Exercise description
Determine how many lines of the records include "Uncalibrated", and answer with the number alone.

[start Material for this task]

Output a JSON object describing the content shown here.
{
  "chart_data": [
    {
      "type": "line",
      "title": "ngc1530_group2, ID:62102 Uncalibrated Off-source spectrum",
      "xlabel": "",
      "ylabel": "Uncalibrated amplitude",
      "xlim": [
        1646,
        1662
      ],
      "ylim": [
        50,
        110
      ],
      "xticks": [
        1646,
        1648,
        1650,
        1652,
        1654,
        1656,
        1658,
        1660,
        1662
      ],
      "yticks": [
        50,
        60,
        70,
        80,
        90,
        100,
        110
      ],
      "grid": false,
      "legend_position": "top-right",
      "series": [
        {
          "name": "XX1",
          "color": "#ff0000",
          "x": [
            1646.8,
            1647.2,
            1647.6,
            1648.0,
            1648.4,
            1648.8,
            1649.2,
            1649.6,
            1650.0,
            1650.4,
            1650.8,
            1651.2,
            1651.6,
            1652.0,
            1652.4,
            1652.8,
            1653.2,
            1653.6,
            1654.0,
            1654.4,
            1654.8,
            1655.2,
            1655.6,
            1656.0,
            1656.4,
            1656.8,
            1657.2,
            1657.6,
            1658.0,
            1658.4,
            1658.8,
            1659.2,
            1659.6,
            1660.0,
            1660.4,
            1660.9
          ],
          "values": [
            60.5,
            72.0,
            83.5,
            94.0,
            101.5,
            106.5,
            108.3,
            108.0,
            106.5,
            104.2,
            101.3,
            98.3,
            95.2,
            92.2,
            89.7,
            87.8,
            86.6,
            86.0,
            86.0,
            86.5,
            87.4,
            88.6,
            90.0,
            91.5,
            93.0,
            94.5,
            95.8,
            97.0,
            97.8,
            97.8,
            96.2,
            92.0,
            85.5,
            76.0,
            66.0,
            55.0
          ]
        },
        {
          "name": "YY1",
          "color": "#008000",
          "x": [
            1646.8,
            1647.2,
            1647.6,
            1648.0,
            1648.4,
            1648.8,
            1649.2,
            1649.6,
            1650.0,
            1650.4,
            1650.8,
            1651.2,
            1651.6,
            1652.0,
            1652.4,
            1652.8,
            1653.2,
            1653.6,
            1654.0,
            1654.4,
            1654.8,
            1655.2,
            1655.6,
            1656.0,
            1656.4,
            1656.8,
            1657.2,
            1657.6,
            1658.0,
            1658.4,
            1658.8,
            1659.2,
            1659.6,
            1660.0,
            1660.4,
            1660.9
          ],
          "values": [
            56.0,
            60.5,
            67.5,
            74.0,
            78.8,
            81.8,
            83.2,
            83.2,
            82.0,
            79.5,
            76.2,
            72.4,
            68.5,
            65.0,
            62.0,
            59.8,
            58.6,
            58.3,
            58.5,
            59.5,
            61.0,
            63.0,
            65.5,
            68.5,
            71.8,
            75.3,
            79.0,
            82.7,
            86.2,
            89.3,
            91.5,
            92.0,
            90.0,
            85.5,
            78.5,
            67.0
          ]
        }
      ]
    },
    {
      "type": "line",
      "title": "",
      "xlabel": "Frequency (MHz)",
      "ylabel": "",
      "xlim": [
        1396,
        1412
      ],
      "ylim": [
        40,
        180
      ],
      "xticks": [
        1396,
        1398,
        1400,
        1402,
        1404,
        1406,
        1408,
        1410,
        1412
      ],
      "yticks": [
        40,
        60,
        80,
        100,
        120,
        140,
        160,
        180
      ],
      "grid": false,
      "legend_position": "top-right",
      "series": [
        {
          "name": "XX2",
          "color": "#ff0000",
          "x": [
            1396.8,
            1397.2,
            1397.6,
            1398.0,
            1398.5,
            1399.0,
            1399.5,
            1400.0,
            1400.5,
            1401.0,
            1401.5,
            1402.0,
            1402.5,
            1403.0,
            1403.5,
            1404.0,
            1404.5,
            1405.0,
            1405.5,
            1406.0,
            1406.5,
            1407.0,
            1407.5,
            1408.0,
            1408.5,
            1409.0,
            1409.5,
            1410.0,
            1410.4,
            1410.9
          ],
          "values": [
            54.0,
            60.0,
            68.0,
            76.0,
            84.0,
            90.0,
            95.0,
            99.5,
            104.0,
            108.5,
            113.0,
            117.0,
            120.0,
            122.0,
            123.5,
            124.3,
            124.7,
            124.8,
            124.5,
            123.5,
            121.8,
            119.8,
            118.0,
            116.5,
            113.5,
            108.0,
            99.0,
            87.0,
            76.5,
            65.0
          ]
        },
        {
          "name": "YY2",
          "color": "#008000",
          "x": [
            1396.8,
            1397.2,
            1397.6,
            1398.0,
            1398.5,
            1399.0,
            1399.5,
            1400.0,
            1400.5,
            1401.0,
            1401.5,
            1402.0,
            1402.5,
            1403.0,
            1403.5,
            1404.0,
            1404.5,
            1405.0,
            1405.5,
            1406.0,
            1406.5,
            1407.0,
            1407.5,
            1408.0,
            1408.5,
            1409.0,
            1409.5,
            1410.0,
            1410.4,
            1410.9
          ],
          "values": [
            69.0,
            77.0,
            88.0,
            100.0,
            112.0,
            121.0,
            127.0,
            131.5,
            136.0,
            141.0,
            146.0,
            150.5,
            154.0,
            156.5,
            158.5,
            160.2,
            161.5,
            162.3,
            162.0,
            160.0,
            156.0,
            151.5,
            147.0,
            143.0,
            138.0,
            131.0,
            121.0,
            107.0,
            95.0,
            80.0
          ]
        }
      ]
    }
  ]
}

[end Material for this task]

Exercise answer
2